以下の一覧にある行をすべて、一字一句変えずにもう一度書き出してください。画像は答えに入れないでください。
◆ ◆ ◆ ◆
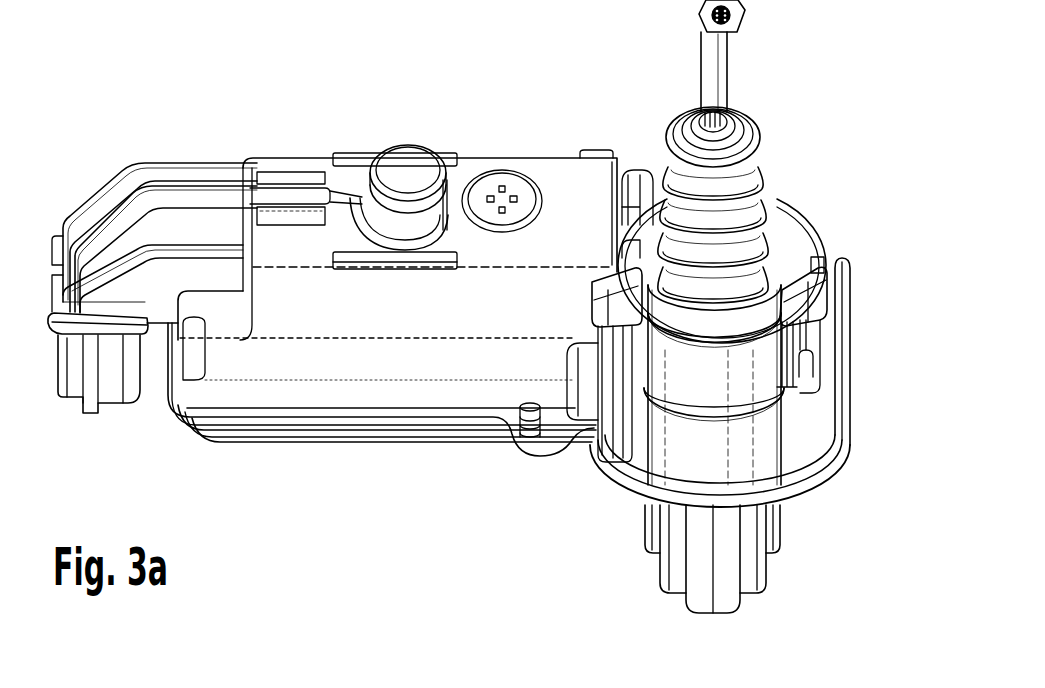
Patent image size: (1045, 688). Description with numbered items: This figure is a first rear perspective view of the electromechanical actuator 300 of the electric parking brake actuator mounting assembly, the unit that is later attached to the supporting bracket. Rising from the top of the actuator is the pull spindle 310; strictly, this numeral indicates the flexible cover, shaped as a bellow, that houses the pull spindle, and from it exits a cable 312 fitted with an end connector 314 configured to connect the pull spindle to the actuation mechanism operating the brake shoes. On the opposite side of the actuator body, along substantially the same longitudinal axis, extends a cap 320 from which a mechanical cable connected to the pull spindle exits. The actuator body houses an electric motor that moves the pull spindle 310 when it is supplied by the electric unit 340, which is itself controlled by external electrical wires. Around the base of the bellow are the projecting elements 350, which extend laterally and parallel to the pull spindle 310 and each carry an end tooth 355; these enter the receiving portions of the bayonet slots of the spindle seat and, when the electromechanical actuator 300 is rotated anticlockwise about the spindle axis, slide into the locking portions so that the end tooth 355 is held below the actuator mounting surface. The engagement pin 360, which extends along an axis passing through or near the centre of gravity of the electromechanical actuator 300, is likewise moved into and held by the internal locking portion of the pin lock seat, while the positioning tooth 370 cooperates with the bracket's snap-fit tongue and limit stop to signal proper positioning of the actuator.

The electromechanical actuator 300 is at (188, 93).
The pull spindle 310 is at (747, 207).
The cable 312 is at (740, 110).
The end connector 314 is at (710, 58).
The cap 320 is at (757, 557).
The electric unit 340 is at (114, 383).
The projecting element 350 is at (800, 356).
The end tooth 355 is at (620, 318).
The engagement pin 360 is at (412, 168).
The positioning tooth 370 is at (280, 190).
◆ ◆ ◆ ◆
**課題への回答:**
Patent image size: (1045, 688). Description with numbered items: This figure is a first rear perspective view of the electromechanical actuator 300 of the electric parking brake actuator mounting assembly, the unit that is later attached to the supporting bracket. Rising from the top of the actuator is the pull spindle 310; strictly, this numeral indicates the flexible cover, shaped as a bellow, that houses the pull spindle, and from it exits a cable 312 fitted with an end connector 314 configured to connect the pull spindle to the actuation mechanism operating the brake shoes. On the opposite side of the actuator body, along substantially the same longitudinal axis, extends a cap 320 from which a mechanical cable connected to the pull spindle exits. The actuator body houses an electric motor that moves the pull spindle 310 when it is supplied by the electric unit 340, which is itself controlled by external electrical wires. Around the base of the bellow are the projecting elements 350, which extend laterally and parallel to the pull spindle 310 and each carry an end tooth 355; these enter the receiving portions of the bayonet slots of the spindle seat and, when the electromechanical actuator 300 is rotated anticlockwise about the spindle axis, slide into the locking portions so that the end tooth 355 is held below the actuator mounting surface. The engagement pin 360, which extends along an axis passing through or near the centre of gravity of the electromechanical actuator 300, is likewise moved into and held by the internal locking portion of the pin lock seat, while the positioning tooth 370 cooperates with the bracket's snap-fit tongue and limit stop to signal proper positioning of the actuator.

The electromechanical actuator 300 is at (188, 93).
The pull spindle 310 is at (747, 207).
The cable 312 is at (740, 110).
The end connector 314 is at (710, 58).
The cap 320 is at (757, 557).
The electric unit 340 is at (114, 383).
The projecting element 350 is at (800, 356).
The end tooth 355 is at (620, 318).
The engagement pin 360 is at (412, 168).
The positioning tooth 370 is at (280, 190).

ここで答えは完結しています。